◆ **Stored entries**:
..............................

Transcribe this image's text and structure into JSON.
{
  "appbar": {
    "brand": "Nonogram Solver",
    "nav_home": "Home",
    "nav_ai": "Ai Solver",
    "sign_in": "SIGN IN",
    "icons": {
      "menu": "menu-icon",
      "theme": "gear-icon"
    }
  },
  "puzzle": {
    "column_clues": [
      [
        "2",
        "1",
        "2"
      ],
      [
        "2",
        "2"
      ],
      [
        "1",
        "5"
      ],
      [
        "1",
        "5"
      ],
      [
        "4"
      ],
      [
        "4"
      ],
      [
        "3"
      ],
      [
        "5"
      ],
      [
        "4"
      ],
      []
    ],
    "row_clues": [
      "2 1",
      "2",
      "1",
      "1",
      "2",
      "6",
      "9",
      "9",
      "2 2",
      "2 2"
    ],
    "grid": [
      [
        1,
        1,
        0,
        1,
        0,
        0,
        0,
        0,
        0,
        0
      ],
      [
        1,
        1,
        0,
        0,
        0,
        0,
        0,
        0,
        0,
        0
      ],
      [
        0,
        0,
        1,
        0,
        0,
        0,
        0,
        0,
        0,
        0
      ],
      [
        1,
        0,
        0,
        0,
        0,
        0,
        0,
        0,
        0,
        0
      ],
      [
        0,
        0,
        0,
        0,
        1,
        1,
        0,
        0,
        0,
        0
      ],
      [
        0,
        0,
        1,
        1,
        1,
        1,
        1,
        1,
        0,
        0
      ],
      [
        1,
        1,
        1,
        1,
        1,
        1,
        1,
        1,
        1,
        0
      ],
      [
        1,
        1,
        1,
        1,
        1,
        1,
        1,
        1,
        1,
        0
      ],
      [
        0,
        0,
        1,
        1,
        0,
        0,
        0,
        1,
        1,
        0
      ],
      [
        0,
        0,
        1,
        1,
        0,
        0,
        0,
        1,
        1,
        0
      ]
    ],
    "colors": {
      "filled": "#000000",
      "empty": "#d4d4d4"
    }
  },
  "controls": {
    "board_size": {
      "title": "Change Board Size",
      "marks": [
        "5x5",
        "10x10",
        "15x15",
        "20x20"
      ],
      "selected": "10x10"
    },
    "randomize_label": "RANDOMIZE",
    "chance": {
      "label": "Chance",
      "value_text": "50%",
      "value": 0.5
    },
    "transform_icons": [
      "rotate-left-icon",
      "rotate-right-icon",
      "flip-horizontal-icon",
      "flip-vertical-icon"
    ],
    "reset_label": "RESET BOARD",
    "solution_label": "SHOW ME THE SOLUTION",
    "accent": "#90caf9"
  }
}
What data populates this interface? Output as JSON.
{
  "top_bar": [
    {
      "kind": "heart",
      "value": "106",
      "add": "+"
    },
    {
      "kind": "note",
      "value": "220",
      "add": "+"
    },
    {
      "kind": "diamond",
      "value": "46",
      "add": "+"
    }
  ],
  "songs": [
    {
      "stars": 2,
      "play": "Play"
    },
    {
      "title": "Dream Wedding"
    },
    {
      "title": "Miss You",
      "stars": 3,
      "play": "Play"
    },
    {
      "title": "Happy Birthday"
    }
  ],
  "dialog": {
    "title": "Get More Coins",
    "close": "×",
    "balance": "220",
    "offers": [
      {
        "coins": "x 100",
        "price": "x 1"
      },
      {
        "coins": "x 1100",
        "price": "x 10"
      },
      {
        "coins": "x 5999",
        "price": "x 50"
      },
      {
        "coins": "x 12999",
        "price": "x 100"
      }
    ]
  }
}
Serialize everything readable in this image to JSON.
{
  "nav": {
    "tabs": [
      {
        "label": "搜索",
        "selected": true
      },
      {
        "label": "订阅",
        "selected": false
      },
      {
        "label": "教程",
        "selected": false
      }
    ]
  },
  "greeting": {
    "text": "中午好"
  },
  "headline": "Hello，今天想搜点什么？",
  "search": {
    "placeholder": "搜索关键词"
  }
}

..............................

◆ **Instruction**: Extract every line from the one containing "Serialize everything readable" through the last line of the data, inclusive, exactly as written.

◆ **Exercise response**:
Serialize everything readable in this image to JSON.
{
  "nav": {
    "tabs": [
      {
        "label": "搜索",
        "selected": true
      },
      {
        "label": "订阅",
        "selected": false
      },
      {
        "label": "教程",
        "selected": false
      }
    ]
  },
  "greeting": {
    "text": "中午好"
  },
  "headline": "Hello，今天想搜点什么？",
  "search": {
    "placeholder": "搜索关键词"
  }
}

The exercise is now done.